* [What is expected]:
Check every line below for the word "CyberPunk" and copy the ones that have it.

* [Records provided]:
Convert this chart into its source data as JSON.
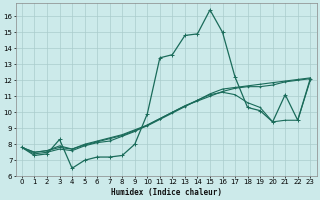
{
  "xlabel": "Humidex (Indice chaleur)",
  "bg_color": "#cceaea",
  "grid_color": "#aacccc",
  "line_color": "#1a6b5a",
  "xlim": [
    -0.5,
    23.5
  ],
  "ylim": [
    6.0,
    16.8
  ],
  "yticks": [
    6,
    7,
    8,
    9,
    10,
    11,
    12,
    13,
    14,
    15,
    16
  ],
  "xticks": [
    0,
    1,
    2,
    3,
    4,
    5,
    6,
    7,
    8,
    9,
    10,
    11,
    12,
    13,
    14,
    15,
    16,
    17,
    18,
    19,
    20,
    21,
    22,
    23
  ],
  "series": [
    [
      7.8,
      7.3,
      7.4,
      8.3,
      6.5,
      7.0,
      7.2,
      7.2,
      7.3,
      8.0,
      9.9,
      13.4,
      13.6,
      14.8,
      14.9,
      16.4,
      15.0,
      12.2,
      10.3,
      10.1,
      9.4,
      11.1,
      9.5,
      12.1
    ],
    [
      7.8,
      7.4,
      7.5,
      7.7,
      7.6,
      7.9,
      8.1,
      8.2,
      8.5,
      8.8,
      9.2,
      9.6,
      10.0,
      10.4,
      10.7,
      11.0,
      11.3,
      11.5,
      11.6,
      11.6,
      11.7,
      11.9,
      12.0,
      12.1
    ],
    [
      7.8,
      7.5,
      7.6,
      7.8,
      7.7,
      7.95,
      8.15,
      8.35,
      8.55,
      8.85,
      9.15,
      9.55,
      9.95,
      10.35,
      10.75,
      11.15,
      11.45,
      11.55,
      11.65,
      11.75,
      11.85,
      11.95,
      12.05,
      12.15
    ],
    [
      7.8,
      7.5,
      7.6,
      7.9,
      7.7,
      8.0,
      8.2,
      8.4,
      8.6,
      8.9,
      9.2,
      9.6,
      10.0,
      10.4,
      10.75,
      11.1,
      11.25,
      11.1,
      10.6,
      10.3,
      9.4,
      9.5,
      9.5,
      12.0
    ]
  ]
}
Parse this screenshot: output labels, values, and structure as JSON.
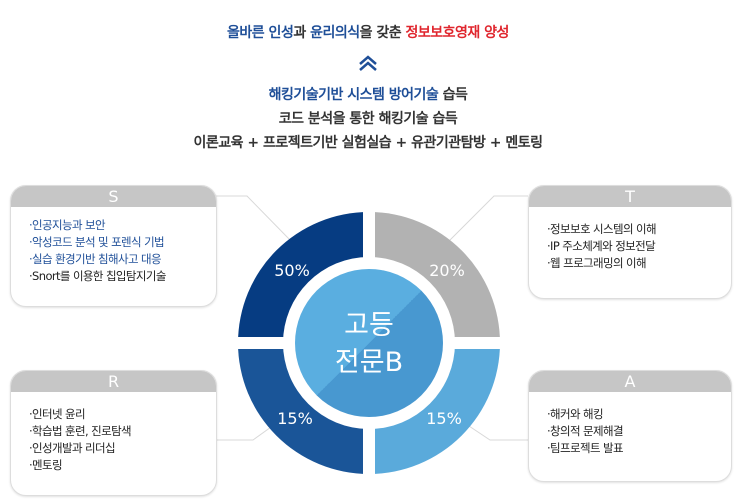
{
  "header": {
    "goal_parts": [
      {
        "text": "올바른 인성",
        "color": "blue"
      },
      {
        "text": "과 ",
        "color": "dark"
      },
      {
        "text": "윤리의식",
        "color": "blue"
      },
      {
        "text": "을 갖춘 ",
        "color": "dark"
      },
      {
        "text": "정보보호영재 양성",
        "color": "red"
      }
    ],
    "chevron_icon": "double-chevron-up",
    "line1_blue": "해킹기술기반 시스템 방어기술",
    "line1_rest": " 습득",
    "line2": "코드 분석을 통한 해킹기술 습득",
    "line3": "이론교육 + 프로젝트기반 실험실습 + 유관기관탐방 + 멘토링"
  },
  "center": {
    "line1": "고등",
    "line2": "전문B"
  },
  "quadrants": [
    {
      "letter": "S",
      "percent": "50%",
      "color": "#063c82",
      "items": [
        {
          "text": "·인공지능과 보안",
          "highlight": true
        },
        {
          "text": "·악성코드 분석 및 포렌식 기법",
          "highlight": true
        },
        {
          "text": "·실습 환경기반 침해사고 대응",
          "highlight": true
        },
        {
          "text": "·Snort를 이용한 칩입탐지기술",
          "highlight": false
        }
      ]
    },
    {
      "letter": "T",
      "percent": "20%",
      "color": "#b2b2b2",
      "items": [
        {
          "text": "·정보보호 시스템의 이해",
          "highlight": false
        },
        {
          "text": "·IP 주소체계와 정보전달",
          "highlight": false
        },
        {
          "text": "·웹 프로그래밍의 이해",
          "highlight": false
        }
      ]
    },
    {
      "letter": "R",
      "percent": "15%",
      "color": "#1a5598",
      "items": [
        {
          "text": "·인터넷 윤리",
          "highlight": false
        },
        {
          "text": "·학습법 훈련, 진로탐색",
          "highlight": false
        },
        {
          "text": "·인성개발과 리더십",
          "highlight": false
        },
        {
          "text": "·멘토링",
          "highlight": false
        }
      ]
    },
    {
      "letter": "A",
      "percent": "15%",
      "color": "#5aaadb",
      "items": [
        {
          "text": "·해커와 해킹",
          "highlight": false
        },
        {
          "text": "·창의적 문제해결",
          "highlight": false
        },
        {
          "text": "·팀프로젝트 발표",
          "highlight": false
        }
      ]
    }
  ],
  "colors": {
    "center_light": "#5aaee0",
    "center_dark": "#4898d0"
  }
}
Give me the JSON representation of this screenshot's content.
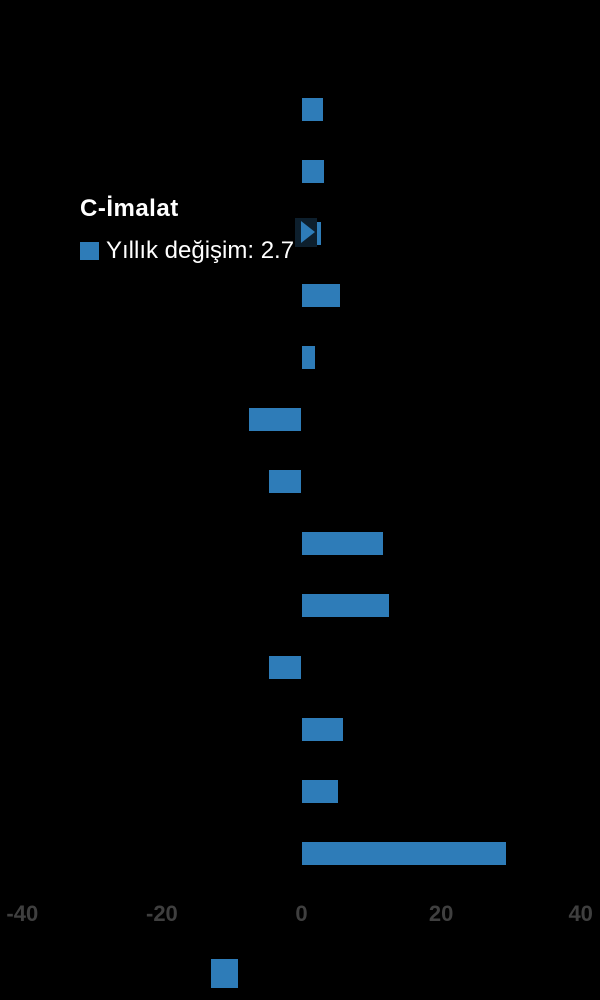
{
  "chart_data": {
    "type": "bar",
    "orientation": "horizontal",
    "values": [
      3.0,
      3.2,
      2.7,
      5.5,
      1.8,
      -7.5,
      -4.6,
      11.6,
      12.4,
      -4.6,
      5.9,
      5.2,
      29.2
    ],
    "highlight_index": 2,
    "highlighted_category": "C-İmalat",
    "highlighted_value": 2.7,
    "x_ticks": [
      "-40",
      "-20",
      "0",
      "20",
      "40"
    ],
    "xlim": [
      -40,
      40
    ],
    "grid": "off",
    "legend_position": "overlay-left",
    "bar_color": "#2e7cb8",
    "marker_color": "#0d1f2d",
    "axis_label_color": "#3f3f3f",
    "background_color": "#000000"
  },
  "tooltip": {
    "title": "C-İmalat",
    "legend_label": "Yıllık değişim: 2.7",
    "swatch_color": "#2e7cb8"
  },
  "bottom_legend": {
    "swatch_color": "#2e7cb8"
  }
}
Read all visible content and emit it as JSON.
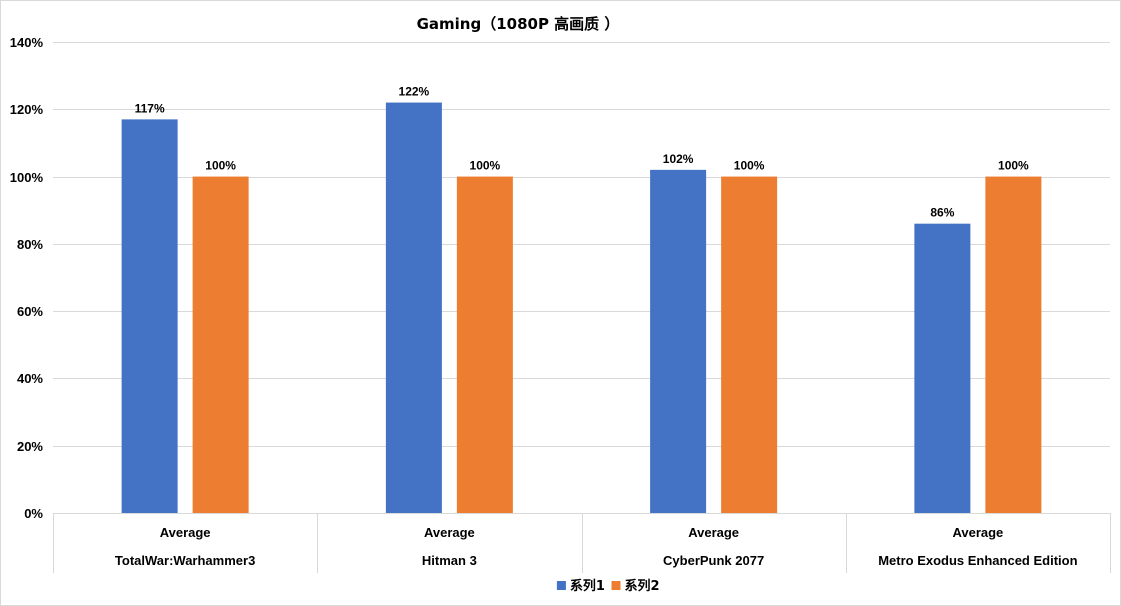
{
  "chart_data": {
    "type": "bar",
    "title": "Gaming（1080P 高画质 ）",
    "xlabel": "",
    "ylabel": "",
    "ylim": [
      0,
      1.4
    ],
    "y_ticks": [
      0,
      0.2,
      0.4,
      0.6,
      0.8,
      1.0,
      1.2,
      1.4
    ],
    "y_tick_labels": [
      "0%",
      "20%",
      "40%",
      "60%",
      "80%",
      "100%",
      "120%",
      "140%"
    ],
    "grid": true,
    "legend_position": "bottom",
    "category_levels": [
      [
        "Average",
        "Average",
        "Average",
        "Average"
      ],
      [
        "TotalWar:Warhammer3",
        "Hitman 3",
        "CyberPunk 2077",
        "Metro Exodus Enhanced Edition"
      ]
    ],
    "categories": [
      "Average TotalWar:Warhammer3",
      "Average Hitman 3",
      "Average CyberPunk 2077",
      "Average Metro Exodus Enhanced Edition"
    ],
    "series": [
      {
        "name": "系列1",
        "color": "#4472C4",
        "values": [
          1.17,
          1.22,
          1.02,
          0.86
        ],
        "labels": [
          "117%",
          "122%",
          "102%",
          "86%"
        ]
      },
      {
        "name": "系列2",
        "color": "#ED7D31",
        "values": [
          1.0,
          1.0,
          1.0,
          1.0
        ],
        "labels": [
          "100%",
          "100%",
          "100%",
          "100%"
        ]
      }
    ]
  }
}
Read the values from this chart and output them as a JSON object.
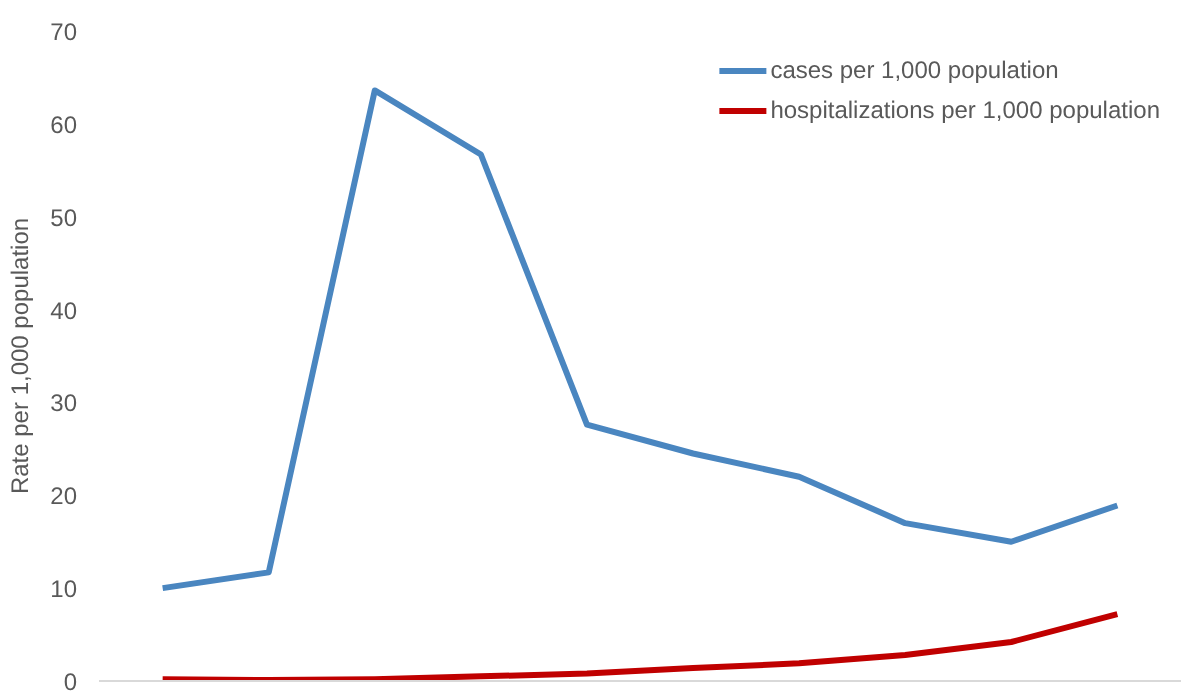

* [Solved exercise]:
        "CyberPunk 2077",
      "Average CyberPunk 2077",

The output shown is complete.